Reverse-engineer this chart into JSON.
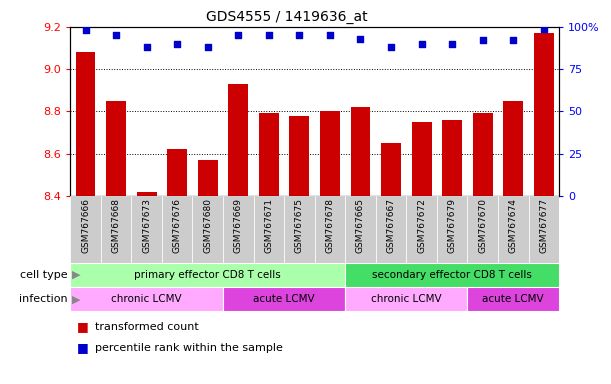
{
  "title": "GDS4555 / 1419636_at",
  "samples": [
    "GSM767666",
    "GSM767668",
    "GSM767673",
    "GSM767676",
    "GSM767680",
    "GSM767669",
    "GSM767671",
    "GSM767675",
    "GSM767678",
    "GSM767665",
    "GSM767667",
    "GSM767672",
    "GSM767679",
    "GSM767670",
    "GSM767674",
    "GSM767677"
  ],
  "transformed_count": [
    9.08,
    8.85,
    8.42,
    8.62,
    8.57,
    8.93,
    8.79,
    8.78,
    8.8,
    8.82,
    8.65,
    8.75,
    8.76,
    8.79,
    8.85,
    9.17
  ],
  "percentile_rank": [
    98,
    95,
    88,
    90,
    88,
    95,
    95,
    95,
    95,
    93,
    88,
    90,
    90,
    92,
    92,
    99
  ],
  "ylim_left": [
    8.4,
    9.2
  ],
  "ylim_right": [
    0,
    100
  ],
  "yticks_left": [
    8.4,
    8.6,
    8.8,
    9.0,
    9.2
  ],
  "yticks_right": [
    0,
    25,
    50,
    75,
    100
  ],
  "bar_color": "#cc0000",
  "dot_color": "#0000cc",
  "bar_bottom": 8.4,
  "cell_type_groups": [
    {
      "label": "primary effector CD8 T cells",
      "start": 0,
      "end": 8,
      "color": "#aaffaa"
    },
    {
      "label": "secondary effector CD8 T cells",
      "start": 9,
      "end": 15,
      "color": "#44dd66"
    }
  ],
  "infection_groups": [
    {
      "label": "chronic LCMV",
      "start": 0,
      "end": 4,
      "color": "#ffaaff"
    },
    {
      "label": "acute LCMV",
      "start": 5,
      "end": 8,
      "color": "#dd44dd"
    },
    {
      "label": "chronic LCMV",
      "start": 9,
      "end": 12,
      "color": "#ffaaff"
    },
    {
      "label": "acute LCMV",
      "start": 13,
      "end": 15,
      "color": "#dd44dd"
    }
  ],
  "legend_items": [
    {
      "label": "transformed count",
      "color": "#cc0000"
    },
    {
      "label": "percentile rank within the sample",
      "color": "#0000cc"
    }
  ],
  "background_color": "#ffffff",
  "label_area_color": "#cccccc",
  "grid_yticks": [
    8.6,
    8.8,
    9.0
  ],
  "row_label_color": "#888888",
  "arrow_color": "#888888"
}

---

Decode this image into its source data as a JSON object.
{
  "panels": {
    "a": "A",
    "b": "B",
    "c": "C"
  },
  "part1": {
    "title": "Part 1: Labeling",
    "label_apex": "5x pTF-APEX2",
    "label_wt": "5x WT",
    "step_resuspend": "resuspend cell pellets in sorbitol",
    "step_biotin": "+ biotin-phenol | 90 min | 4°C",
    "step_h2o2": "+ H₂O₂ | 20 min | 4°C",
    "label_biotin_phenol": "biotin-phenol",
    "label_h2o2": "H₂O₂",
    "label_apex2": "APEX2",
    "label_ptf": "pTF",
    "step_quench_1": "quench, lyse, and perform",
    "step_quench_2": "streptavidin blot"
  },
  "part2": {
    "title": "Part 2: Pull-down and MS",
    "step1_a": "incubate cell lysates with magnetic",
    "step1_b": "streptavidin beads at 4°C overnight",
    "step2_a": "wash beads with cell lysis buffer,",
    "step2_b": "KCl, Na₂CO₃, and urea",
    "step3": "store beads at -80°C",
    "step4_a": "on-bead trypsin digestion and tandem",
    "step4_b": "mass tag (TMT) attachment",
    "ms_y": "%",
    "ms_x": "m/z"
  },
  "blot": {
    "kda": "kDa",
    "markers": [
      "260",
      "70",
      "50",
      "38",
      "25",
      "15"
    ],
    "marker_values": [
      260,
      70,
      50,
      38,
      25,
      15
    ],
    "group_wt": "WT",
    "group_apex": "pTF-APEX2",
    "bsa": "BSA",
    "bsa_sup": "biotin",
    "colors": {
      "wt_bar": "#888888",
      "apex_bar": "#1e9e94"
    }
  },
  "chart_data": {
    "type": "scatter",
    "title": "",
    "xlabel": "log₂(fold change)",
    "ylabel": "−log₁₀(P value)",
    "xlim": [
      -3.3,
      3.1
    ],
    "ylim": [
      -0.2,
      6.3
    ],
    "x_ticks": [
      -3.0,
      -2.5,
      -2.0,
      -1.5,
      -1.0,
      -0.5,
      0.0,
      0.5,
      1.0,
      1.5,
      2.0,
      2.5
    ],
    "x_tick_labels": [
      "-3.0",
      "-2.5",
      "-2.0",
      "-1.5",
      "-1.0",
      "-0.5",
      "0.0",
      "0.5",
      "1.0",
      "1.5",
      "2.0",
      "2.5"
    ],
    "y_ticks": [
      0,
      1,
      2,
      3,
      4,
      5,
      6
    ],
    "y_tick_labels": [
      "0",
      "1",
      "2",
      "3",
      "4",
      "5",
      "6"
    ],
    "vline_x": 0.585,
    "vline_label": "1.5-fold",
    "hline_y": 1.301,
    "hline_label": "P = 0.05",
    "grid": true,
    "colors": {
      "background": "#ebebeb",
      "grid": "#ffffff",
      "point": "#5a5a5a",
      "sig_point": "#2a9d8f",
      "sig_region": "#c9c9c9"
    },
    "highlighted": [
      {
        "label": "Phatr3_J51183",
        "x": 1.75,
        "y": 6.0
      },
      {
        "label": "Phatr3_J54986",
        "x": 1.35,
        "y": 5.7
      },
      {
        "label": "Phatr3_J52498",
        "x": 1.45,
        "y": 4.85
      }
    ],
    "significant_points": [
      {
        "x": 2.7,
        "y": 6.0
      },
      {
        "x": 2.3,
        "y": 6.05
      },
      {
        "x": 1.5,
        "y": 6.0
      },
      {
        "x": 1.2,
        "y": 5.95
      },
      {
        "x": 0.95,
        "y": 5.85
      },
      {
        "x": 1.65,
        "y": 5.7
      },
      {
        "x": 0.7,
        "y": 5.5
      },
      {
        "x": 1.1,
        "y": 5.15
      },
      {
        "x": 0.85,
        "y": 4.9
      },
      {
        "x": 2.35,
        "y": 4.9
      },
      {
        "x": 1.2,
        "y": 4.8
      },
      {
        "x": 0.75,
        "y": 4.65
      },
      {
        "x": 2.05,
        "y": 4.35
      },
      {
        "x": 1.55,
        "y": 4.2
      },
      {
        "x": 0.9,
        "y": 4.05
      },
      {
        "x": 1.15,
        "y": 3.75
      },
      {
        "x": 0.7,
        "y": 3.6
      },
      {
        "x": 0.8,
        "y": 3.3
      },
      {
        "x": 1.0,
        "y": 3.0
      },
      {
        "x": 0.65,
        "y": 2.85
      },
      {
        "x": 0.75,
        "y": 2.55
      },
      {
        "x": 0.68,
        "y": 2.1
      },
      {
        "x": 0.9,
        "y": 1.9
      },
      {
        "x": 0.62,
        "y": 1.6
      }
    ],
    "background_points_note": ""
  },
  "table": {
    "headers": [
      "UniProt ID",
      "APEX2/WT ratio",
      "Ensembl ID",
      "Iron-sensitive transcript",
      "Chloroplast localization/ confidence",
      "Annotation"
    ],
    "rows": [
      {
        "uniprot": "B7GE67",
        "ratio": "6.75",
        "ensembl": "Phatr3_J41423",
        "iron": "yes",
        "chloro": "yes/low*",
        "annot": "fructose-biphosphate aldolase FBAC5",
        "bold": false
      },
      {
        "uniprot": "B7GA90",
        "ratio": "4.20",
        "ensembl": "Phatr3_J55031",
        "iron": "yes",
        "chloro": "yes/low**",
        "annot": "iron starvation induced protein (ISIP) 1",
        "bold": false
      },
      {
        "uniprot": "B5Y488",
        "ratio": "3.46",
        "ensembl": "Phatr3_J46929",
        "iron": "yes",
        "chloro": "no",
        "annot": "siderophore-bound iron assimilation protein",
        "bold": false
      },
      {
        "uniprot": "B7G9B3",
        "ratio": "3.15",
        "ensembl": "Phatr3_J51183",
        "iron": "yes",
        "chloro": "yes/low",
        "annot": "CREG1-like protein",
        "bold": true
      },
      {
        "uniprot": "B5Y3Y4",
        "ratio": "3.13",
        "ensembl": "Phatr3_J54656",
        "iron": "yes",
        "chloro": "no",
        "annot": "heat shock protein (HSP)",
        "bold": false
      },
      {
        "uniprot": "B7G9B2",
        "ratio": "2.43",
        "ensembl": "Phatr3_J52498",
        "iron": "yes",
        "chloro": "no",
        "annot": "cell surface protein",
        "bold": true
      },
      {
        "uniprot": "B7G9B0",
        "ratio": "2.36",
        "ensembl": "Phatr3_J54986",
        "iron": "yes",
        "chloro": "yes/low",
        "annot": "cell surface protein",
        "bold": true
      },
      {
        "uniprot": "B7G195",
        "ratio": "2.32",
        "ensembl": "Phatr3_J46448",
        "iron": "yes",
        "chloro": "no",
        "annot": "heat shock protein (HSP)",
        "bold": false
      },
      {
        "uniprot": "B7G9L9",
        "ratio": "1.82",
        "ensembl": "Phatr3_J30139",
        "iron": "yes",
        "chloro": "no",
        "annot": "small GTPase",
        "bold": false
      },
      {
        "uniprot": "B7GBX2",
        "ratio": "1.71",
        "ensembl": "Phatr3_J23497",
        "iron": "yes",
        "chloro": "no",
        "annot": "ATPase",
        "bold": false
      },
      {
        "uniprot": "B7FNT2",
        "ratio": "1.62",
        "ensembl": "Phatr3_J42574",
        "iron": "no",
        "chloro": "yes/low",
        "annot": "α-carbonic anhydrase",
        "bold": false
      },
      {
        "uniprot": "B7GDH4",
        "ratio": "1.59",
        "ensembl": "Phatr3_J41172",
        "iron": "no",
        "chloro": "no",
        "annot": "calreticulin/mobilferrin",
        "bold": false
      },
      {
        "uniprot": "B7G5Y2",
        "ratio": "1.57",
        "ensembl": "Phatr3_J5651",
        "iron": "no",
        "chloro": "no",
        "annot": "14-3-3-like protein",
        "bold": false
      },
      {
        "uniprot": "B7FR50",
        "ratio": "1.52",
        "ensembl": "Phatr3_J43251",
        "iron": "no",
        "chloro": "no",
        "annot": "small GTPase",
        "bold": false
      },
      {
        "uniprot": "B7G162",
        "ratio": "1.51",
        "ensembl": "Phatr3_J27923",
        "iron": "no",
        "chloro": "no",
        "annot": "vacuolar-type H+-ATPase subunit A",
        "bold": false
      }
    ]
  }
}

* **Exercise description**: A number is the only answer here: how many lines of the material above contain "blot"?

* **Exercise answer**: 2